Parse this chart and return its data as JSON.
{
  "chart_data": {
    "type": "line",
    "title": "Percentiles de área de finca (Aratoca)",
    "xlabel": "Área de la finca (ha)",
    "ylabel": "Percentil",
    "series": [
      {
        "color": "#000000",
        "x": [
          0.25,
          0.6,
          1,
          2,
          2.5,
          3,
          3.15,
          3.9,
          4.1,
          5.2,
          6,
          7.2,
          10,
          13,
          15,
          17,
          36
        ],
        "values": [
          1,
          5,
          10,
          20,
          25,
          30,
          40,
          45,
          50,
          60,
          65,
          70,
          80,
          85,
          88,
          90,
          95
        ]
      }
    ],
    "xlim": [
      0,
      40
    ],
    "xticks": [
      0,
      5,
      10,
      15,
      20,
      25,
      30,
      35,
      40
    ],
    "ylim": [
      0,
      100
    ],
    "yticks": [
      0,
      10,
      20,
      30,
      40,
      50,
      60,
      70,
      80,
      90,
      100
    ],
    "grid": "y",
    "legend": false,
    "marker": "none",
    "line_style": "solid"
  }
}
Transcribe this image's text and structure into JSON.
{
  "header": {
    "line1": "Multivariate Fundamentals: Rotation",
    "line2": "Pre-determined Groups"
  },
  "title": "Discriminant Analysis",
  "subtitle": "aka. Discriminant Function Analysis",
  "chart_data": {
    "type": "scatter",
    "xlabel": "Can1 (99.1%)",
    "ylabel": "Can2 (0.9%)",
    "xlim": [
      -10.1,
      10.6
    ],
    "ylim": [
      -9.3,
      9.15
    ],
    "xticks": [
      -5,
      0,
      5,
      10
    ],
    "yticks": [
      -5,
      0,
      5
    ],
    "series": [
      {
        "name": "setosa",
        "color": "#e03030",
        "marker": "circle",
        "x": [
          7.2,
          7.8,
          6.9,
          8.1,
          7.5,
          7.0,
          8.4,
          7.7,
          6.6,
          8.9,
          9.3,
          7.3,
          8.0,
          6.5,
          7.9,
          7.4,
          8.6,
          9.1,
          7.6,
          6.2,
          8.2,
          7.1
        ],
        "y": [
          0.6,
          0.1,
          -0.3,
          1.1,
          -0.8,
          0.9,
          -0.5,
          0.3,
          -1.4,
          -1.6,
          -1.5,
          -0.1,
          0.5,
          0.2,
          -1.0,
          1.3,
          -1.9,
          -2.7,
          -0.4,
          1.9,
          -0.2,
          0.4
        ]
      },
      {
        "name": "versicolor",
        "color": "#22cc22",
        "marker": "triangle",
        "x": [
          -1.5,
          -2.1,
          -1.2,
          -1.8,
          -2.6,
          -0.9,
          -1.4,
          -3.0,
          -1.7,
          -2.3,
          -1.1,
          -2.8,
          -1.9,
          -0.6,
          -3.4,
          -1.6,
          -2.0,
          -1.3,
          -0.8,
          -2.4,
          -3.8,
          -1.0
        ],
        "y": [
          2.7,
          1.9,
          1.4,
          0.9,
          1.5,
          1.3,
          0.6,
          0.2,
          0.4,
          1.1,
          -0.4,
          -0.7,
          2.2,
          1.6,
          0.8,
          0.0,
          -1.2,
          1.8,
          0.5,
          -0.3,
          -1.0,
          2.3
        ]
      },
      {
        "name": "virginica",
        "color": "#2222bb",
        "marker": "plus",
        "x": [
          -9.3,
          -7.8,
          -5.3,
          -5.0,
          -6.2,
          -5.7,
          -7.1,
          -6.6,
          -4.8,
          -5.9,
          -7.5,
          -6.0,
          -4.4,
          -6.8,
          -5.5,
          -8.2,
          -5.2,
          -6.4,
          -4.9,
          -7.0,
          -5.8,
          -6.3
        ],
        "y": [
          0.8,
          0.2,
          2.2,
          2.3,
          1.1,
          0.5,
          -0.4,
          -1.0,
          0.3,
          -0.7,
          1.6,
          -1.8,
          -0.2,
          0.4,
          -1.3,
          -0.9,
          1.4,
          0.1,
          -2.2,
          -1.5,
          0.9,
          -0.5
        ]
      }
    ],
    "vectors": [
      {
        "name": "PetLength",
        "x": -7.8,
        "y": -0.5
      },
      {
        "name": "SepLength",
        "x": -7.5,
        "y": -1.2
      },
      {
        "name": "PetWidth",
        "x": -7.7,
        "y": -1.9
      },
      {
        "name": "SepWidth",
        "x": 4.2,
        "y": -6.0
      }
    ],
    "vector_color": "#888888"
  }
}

━━━━━━━━━━━━━━━━

*Problem details:*
Identify each line containing the string "name" and copy it out.

*Full solution:*
        "name": "setosa",
        "name": "versicolor",
        "name": "virginica",
        "name": "PetLength",
        "name": "SepLength",
        "name": "PetWidth",
        "name": "SepWidth",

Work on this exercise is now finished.